* TASK REQUIREMENTS *
Copy each line in which the string "call" occurs.

-=-=-=-=-

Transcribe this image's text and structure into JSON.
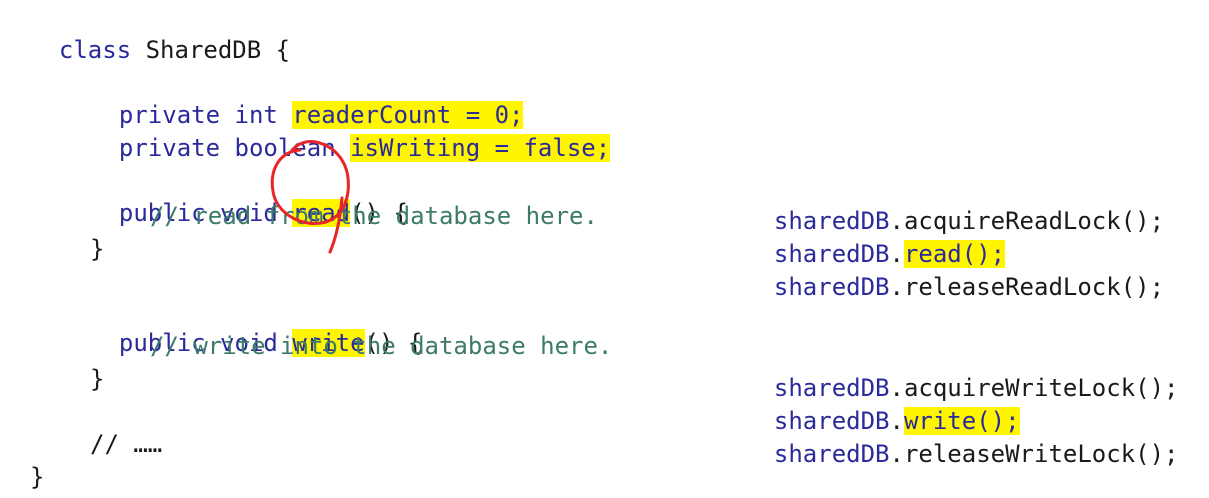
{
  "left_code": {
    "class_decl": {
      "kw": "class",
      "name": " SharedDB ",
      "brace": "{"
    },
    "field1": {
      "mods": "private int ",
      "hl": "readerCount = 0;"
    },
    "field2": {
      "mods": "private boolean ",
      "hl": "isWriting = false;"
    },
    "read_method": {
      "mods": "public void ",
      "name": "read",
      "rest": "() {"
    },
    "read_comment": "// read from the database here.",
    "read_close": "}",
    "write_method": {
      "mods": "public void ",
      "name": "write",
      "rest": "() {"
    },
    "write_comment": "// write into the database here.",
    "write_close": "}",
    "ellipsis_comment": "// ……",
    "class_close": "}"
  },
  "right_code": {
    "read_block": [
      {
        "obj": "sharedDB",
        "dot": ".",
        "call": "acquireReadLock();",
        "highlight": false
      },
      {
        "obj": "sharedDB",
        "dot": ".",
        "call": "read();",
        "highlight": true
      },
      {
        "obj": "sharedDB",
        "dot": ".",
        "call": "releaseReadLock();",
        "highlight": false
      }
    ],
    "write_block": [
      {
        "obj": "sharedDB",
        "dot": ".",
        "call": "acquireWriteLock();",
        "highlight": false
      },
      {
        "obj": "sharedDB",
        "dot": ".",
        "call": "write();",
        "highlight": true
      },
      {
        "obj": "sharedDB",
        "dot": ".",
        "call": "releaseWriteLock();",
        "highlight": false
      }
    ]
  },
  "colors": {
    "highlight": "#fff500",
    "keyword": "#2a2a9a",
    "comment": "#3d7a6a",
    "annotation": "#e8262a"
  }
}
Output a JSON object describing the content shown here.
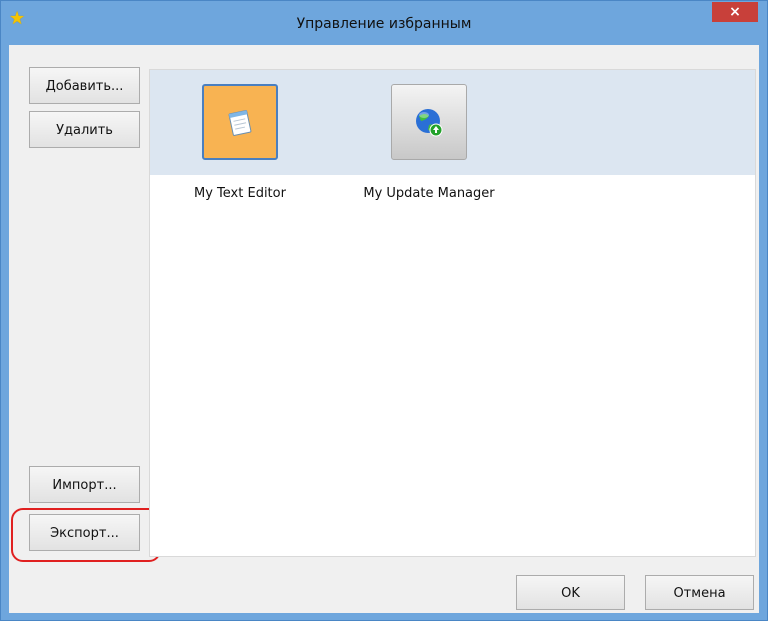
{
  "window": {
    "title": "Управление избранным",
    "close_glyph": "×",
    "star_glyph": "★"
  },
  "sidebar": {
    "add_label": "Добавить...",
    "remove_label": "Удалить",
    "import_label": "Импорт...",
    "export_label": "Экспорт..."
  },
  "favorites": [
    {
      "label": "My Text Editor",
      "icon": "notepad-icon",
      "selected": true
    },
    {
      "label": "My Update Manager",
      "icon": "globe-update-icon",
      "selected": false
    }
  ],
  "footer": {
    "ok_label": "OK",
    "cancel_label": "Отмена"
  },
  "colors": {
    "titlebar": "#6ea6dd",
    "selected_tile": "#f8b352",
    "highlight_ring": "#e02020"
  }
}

-=-=-=-=-

* SOLUTION *
        "call": "acquireReadLock();",
        "call": "read();",
        "call": "releaseReadLock();",
        "call": "acquireWriteLock();",
        "call": "write();",
        "call": "releaseWriteLock();",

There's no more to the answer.